Short problem: Show each line of the data below that has the string "JSON" in it.

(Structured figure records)
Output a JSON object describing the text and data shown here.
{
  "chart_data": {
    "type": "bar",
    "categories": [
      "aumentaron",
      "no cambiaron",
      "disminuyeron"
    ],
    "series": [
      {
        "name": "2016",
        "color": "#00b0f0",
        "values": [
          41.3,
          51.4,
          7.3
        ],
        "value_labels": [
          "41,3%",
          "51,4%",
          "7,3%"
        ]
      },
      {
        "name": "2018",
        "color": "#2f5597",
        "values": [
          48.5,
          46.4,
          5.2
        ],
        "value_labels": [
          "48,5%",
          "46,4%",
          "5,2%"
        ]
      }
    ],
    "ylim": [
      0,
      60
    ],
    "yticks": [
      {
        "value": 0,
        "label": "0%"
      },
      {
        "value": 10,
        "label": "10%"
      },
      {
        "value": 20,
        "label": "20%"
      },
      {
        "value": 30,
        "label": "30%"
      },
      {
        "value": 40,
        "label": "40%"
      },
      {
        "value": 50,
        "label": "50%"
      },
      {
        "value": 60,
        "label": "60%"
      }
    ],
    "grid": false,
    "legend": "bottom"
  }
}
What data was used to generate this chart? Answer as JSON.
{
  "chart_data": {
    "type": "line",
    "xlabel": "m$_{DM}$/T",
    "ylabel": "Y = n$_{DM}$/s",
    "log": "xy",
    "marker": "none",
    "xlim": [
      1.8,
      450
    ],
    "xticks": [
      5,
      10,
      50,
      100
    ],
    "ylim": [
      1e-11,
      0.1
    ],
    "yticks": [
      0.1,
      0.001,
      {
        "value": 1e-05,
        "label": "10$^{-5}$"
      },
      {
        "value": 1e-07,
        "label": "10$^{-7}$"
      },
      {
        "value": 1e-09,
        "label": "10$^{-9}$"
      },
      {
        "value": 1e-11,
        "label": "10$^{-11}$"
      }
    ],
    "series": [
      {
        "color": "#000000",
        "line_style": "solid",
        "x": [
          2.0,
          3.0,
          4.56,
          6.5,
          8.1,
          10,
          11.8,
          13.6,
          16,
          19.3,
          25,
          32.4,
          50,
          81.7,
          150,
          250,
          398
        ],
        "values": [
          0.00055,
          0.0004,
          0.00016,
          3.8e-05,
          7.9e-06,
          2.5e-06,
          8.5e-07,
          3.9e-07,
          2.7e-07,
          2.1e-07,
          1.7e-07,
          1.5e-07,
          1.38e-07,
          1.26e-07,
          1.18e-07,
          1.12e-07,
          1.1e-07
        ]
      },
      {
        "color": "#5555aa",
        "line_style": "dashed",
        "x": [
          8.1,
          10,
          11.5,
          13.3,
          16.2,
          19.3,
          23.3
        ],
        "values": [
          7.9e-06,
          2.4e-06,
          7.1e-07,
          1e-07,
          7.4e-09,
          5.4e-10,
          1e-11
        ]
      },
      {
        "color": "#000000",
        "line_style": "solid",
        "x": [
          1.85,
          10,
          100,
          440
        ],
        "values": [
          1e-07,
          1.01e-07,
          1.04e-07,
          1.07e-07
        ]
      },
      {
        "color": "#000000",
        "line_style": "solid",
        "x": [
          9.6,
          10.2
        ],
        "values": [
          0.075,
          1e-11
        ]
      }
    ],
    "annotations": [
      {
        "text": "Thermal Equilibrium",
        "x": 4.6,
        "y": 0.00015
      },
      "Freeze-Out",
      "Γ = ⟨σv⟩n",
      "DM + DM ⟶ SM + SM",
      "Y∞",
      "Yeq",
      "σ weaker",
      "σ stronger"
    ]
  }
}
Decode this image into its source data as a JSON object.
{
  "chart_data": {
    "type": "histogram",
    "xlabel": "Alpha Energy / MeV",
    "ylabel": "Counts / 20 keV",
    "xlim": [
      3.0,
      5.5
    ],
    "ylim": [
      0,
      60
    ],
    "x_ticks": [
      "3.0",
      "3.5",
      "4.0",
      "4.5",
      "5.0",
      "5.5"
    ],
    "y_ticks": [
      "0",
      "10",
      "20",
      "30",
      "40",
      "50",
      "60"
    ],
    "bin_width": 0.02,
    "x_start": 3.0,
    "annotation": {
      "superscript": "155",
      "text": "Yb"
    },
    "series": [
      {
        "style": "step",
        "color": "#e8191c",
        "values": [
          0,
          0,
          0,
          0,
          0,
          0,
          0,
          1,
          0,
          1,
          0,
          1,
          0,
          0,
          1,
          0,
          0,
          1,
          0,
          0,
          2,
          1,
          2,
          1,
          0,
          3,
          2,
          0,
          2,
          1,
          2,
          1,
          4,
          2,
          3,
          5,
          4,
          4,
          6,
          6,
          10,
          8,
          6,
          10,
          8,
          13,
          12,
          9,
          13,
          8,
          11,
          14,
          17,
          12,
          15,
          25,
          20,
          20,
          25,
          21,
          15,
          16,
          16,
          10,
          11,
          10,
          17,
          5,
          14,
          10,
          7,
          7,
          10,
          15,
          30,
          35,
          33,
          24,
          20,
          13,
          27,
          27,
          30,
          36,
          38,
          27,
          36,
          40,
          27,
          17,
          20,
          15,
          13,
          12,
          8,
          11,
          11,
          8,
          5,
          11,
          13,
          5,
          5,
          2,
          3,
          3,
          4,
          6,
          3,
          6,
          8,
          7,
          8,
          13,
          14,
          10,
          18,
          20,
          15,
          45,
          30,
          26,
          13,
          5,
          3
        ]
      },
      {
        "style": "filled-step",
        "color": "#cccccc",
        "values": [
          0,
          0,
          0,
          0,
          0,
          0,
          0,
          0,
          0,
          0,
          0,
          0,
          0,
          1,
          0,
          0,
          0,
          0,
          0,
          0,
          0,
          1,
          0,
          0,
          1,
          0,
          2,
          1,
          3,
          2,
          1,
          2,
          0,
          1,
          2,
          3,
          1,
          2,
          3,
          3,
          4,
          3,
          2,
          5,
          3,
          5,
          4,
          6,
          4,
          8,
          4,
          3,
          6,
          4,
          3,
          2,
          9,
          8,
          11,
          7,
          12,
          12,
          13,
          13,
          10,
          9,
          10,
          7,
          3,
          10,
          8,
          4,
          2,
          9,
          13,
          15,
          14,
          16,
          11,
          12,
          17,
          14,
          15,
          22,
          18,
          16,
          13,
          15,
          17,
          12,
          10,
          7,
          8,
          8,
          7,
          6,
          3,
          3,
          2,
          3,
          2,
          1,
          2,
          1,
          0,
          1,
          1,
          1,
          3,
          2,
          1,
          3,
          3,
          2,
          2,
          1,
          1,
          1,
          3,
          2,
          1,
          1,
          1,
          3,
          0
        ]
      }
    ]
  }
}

Solution to the exercise:
Output a JSON object describing the text and data shown here.
What data was used to generate this chart? Answer as JSON.
Decode this image into its source data as a JSON object.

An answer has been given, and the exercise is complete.